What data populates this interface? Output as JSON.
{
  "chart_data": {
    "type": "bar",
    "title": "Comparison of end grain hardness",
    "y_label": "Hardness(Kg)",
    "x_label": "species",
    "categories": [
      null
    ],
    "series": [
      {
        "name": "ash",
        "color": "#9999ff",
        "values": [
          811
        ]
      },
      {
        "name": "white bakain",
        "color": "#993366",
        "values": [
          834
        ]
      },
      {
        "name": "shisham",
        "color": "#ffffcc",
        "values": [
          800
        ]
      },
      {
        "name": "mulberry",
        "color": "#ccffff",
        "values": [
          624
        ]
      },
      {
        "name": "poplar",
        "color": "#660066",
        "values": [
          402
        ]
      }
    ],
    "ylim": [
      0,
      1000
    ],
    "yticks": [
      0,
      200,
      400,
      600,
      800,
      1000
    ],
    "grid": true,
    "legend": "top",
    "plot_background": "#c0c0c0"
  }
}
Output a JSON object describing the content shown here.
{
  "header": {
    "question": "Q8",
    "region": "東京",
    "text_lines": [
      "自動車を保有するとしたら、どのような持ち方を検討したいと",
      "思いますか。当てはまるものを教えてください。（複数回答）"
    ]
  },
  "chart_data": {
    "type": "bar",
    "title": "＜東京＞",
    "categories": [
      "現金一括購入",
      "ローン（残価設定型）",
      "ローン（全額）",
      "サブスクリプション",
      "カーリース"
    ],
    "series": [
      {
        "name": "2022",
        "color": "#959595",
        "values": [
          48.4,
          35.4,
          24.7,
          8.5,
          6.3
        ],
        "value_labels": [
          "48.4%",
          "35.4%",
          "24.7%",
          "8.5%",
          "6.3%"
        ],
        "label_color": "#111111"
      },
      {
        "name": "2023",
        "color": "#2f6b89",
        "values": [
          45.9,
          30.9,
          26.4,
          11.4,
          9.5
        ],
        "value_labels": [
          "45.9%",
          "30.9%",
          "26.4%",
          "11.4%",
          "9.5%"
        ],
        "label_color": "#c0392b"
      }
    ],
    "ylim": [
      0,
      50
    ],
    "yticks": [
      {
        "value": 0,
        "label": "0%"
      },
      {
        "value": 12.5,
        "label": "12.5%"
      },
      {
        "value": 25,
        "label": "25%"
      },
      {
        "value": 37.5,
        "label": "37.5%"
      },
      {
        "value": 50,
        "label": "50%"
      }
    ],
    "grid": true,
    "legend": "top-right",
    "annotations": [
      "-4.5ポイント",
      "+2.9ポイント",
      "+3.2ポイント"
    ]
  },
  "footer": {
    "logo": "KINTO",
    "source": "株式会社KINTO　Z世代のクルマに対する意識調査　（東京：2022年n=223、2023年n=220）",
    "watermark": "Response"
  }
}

### The task
In the entries above, identify every line with the word "JSON". Copy those lines.

### Correct response
What data populates this interface? Output as JSON.
Output a JSON object describing the content shown here.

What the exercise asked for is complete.